====== INPUT MATERIAL ======

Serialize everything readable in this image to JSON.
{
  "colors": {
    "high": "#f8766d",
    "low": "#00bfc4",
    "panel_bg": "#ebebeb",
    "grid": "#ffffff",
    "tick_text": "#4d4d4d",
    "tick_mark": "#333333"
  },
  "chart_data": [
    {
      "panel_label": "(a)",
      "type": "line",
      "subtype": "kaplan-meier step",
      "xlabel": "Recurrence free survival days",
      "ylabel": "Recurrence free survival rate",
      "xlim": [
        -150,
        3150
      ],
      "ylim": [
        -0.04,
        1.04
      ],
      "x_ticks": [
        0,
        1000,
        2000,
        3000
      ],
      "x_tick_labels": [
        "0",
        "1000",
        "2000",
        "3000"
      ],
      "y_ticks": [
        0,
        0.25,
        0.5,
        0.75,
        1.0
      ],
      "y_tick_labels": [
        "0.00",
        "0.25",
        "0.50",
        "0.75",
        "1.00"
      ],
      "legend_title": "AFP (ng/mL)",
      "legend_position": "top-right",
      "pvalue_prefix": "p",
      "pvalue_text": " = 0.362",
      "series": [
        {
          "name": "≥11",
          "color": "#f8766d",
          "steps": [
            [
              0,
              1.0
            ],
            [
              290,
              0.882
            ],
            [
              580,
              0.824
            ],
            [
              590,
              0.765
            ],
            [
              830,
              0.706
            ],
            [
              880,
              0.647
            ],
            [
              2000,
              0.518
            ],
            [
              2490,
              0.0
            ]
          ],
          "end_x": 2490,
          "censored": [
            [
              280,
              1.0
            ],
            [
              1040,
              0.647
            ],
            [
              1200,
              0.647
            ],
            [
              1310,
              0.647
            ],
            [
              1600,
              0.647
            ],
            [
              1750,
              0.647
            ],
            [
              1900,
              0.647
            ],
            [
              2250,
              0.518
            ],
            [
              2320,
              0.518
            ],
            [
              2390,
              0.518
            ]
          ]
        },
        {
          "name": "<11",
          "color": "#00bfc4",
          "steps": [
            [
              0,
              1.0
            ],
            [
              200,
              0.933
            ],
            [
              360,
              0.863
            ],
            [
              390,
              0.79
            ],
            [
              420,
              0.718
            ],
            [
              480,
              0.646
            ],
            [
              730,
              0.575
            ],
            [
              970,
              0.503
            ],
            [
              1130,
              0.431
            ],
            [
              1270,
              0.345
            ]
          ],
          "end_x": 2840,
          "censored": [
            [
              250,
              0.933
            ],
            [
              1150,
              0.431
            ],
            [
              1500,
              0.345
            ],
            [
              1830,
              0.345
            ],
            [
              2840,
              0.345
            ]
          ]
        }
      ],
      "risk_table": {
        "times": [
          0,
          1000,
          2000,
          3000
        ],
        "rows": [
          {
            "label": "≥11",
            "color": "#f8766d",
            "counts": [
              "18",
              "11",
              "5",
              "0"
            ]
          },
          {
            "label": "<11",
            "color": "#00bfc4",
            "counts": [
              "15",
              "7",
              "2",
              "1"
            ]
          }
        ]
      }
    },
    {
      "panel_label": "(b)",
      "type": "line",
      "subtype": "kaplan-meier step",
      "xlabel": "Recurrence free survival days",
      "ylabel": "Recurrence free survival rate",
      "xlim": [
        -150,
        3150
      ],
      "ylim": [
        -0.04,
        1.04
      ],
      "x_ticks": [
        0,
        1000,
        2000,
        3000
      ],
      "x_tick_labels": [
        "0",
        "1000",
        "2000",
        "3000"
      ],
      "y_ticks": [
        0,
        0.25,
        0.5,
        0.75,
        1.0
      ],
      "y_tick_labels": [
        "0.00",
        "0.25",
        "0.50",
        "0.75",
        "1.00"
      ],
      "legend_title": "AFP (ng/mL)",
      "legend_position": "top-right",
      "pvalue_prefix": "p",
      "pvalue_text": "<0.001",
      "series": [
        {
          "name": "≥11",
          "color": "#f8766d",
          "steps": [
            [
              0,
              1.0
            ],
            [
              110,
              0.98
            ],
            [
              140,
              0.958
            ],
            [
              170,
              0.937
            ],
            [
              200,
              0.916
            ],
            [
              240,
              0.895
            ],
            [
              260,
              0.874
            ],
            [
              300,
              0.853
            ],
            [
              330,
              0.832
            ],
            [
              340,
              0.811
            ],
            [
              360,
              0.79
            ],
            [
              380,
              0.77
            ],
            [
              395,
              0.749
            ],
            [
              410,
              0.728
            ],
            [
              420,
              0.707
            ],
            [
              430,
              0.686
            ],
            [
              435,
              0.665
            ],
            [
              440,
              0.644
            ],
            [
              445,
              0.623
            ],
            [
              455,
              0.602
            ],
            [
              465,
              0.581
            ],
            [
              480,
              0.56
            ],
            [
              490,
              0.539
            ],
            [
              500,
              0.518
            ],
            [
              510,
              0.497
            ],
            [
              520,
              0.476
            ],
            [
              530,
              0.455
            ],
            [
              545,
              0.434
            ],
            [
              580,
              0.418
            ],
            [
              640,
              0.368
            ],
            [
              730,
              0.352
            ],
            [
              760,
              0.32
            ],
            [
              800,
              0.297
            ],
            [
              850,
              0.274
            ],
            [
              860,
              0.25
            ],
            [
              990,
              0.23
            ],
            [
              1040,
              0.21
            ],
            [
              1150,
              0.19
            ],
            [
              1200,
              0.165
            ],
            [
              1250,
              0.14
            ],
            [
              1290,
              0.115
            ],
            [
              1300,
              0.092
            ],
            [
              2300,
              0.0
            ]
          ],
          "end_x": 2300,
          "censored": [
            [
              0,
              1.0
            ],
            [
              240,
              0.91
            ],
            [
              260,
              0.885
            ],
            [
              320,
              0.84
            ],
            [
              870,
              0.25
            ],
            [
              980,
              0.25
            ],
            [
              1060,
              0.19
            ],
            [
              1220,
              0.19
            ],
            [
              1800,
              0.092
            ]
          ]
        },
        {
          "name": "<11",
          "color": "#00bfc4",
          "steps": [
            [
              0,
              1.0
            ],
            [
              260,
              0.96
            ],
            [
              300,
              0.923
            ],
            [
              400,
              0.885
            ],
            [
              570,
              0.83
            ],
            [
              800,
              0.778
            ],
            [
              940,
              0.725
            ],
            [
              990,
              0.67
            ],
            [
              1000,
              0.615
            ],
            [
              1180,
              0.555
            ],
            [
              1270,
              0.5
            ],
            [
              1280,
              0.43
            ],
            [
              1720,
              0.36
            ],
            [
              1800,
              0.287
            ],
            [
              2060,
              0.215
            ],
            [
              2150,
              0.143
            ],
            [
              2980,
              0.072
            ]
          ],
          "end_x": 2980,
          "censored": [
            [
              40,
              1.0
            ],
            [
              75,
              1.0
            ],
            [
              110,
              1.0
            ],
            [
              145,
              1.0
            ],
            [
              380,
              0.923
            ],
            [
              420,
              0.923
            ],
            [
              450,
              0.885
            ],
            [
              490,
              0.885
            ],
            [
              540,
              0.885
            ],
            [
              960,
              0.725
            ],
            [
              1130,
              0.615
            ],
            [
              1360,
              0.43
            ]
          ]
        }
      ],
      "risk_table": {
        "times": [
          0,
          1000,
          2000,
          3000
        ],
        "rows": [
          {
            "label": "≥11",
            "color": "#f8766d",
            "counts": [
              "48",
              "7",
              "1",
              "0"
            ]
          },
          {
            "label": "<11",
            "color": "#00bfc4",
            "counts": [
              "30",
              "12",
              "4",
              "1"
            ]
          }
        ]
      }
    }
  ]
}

======

__WHAT NEEDS TO BE DONE__:
Copy the records above exactly as they appear.

__THE RESULT__:
Serialize everything readable in this image to JSON.
{
  "colors": {
    "high": "#f8766d",
    "low": "#00bfc4",
    "panel_bg": "#ebebeb",
    "grid": "#ffffff",
    "tick_text": "#4d4d4d",
    "tick_mark": "#333333"
  },
  "chart_data": [
    {
      "panel_label": "(a)",
      "type": "line",
      "subtype": "kaplan-meier step",
      "xlabel": "Recurrence free survival days",
      "ylabel": "Recurrence free survival rate",
      "xlim": [
        -150,
        3150
      ],
      "ylim": [
        -0.04,
        1.04
      ],
      "x_ticks": [
        0,
        1000,
        2000,
        3000
      ],
      "x_tick_labels": [
        "0",
        "1000",
        "2000",
        "3000"
      ],
      "y_ticks": [
        0,
        0.25,
        0.5,
        0.75,
        1.0
      ],
      "y_tick_labels": [
        "0.00",
        "0.25",
        "0.50",
        "0.75",
        "1.00"
      ],
      "legend_title": "AFP (ng/mL)",
      "legend_position": "top-right",
      "pvalue_prefix": "p",
      "pvalue_text": " = 0.362",
      "series": [
        {
          "name": "≥11",
          "color": "#f8766d",
          "steps": [
            [
              0,
              1.0
            ],
            [
              290,
              0.882
            ],
            [
              580,
              0.824
            ],
            [
              590,
              0.765
            ],
            [
              830,
              0.706
            ],
            [
              880,
              0.647
            ],
            [
              2000,
              0.518
            ],
            [
              2490,
              0.0
            ]
          ],
          "end_x": 2490,
          "censored": [
            [
              280,
              1.0
            ],
            [
              1040,
              0.647
            ],
            [
              1200,
              0.647
            ],
            [
              1310,
              0.647
            ],
            [
              1600,
              0.647
            ],
            [
              1750,
              0.647
            ],
            [
              1900,
              0.647
            ],
            [
              2250,
              0.518
            ],
            [
              2320,
              0.518
            ],
            [
              2390,
              0.518
            ]
          ]
        },
        {
          "name": "<11",
          "color": "#00bfc4",
          "steps": [
            [
              0,
              1.0
            ],
            [
              200,
              0.933
            ],
            [
              360,
              0.863
            ],
            [
              390,
              0.79
            ],
            [
              420,
              0.718
            ],
            [
              480,
              0.646
            ],
            [
              730,
              0.575
            ],
            [
              970,
              0.503
            ],
            [
              1130,
              0.431
            ],
            [
              1270,
              0.345
            ]
          ],
          "end_x": 2840,
          "censored": [
            [
              250,
              0.933
            ],
            [
              1150,
              0.431
            ],
            [
              1500,
              0.345
            ],
            [
              1830,
              0.345
            ],
            [
              2840,
              0.345
            ]
          ]
        }
      ],
      "risk_table": {
        "times": [
          0,
          1000,
          2000,
          3000
        ],
        "rows": [
          {
            "label": "≥11",
            "color": "#f8766d",
            "counts": [
              "18",
              "11",
              "5",
              "0"
            ]
          },
          {
            "label": "<11",
            "color": "#00bfc4",
            "counts": [
              "15",
              "7",
              "2",
              "1"
            ]
          }
        ]
      }
    },
    {
      "panel_label": "(b)",
      "type": "line",
      "subtype": "kaplan-meier step",
      "xlabel": "Recurrence free survival days",
      "ylabel": "Recurrence free survival rate",
      "xlim": [
        -150,
        3150
      ],
      "ylim": [
        -0.04,
        1.04
      ],
      "x_ticks": [
        0,
        1000,
        2000,
        3000
      ],
      "x_tick_labels": [
        "0",
        "1000",
        "2000",
        "3000"
      ],
      "y_ticks": [
        0,
        0.25,
        0.5,
        0.75,
        1.0
      ],
      "y_tick_labels": [
        "0.00",
        "0.25",
        "0.50",
        "0.75",
        "1.00"
      ],
      "legend_title": "AFP (ng/mL)",
      "legend_position": "top-right",
      "pvalue_prefix": "p",
      "pvalue_text": "<0.001",
      "series": [
        {
          "name": "≥11",
          "color": "#f8766d",
          "steps": [
            [
              0,
              1.0
            ],
            [
              110,
              0.98
            ],
            [
              140,
              0.958
            ],
            [
              170,
              0.937
            ],
            [
              200,
              0.916
            ],
            [
              240,
              0.895
            ],
            [
              260,
              0.874
            ],
            [
              300,
              0.853
            ],
            [
              330,
              0.832
            ],
            [
              340,
              0.811
            ],
            [
              360,
              0.79
            ],
            [
              380,
              0.77
            ],
            [
              395,
              0.749
            ],
            [
              410,
              0.728
            ],
            [
              420,
              0.707
            ],
            [
              430,
              0.686
            ],
            [
              435,
              0.665
            ],
            [
              440,
              0.644
            ],
            [
              445,
              0.623
            ],
            [
              455,
              0.602
            ],
            [
              465,
              0.581
            ],
            [
              480,
              0.56
            ],
            [
              490,
              0.539
            ],
            [
              500,
              0.518
            ],
            [
              510,
              0.497
            ],
            [
              520,
              0.476
            ],
            [
              530,
              0.455
            ],
            [
              545,
              0.434
            ],
            [
              580,
              0.418
            ],
            [
              640,
              0.368
            ],
            [
              730,
              0.352
            ],
            [
              760,
              0.32
            ],
            [
              800,
              0.297
            ],
            [
              850,
              0.274
            ],
            [
              860,
              0.25
            ],
            [
              990,
              0.23
            ],
            [
              1040,
              0.21
            ],
            [
              1150,
              0.19
            ],
            [
              1200,
              0.165
            ],
            [
              1250,
              0.14
            ],
            [
              1290,
              0.115
            ],
            [
              1300,
              0.092
            ],
            [
              2300,
              0.0
            ]
          ],
          "end_x": 2300,
          "censored": [
            [
              0,
              1.0
            ],
            [
              240,
              0.91
            ],
            [
              260,
              0.885
            ],
            [
              320,
              0.84
            ],
            [
              870,
              0.25
            ],
            [
              980,
              0.25
            ],
            [
              1060,
              0.19
            ],
            [
              1220,
              0.19
            ],
            [
              1800,
              0.092
            ]
          ]
        },
        {
          "name": "<11",
          "color": "#00bfc4",
          "steps": [
            [
              0,
              1.0
            ],
            [
              260,
              0.96
            ],
            [
              300,
              0.923
            ],
            [
              400,
              0.885
            ],
            [
              570,
              0.83
            ],
            [
              800,
              0.778
            ],
            [
              940,
              0.725
            ],
            [
              990,
              0.67
            ],
            [
              1000,
              0.615
            ],
            [
              1180,
              0.555
            ],
            [
              1270,
              0.5
            ],
            [
              1280,
              0.43
            ],
            [
              1720,
              0.36
            ],
            [
              1800,
              0.287
            ],
            [
              2060,
              0.215
            ],
            [
              2150,
              0.143
            ],
            [
              2980,
              0.072
            ]
          ],
          "end_x": 2980,
          "censored": [
            [
              40,
              1.0
            ],
            [
              75,
              1.0
            ],
            [
              110,
              1.0
            ],
            [
              145,
              1.0
            ],
            [
              380,
              0.923
            ],
            [
              420,
              0.923
            ],
            [
              450,
              0.885
            ],
            [
              490,
              0.885
            ],
            [
              540,
              0.885
            ],
            [
              960,
              0.725
            ],
            [
              1130,
              0.615
            ],
            [
              1360,
              0.43
            ]
          ]
        }
      ],
      "risk_table": {
        "times": [
          0,
          1000,
          2000,
          3000
        ],
        "rows": [
          {
            "label": "≥11",
            "color": "#f8766d",
            "counts": [
              "48",
              "7",
              "1",
              "0"
            ]
          },
          {
            "label": "<11",
            "color": "#00bfc4",
            "counts": [
              "30",
              "12",
              "4",
              "1"
            ]
          }
        ]
      }
    }
  ]
}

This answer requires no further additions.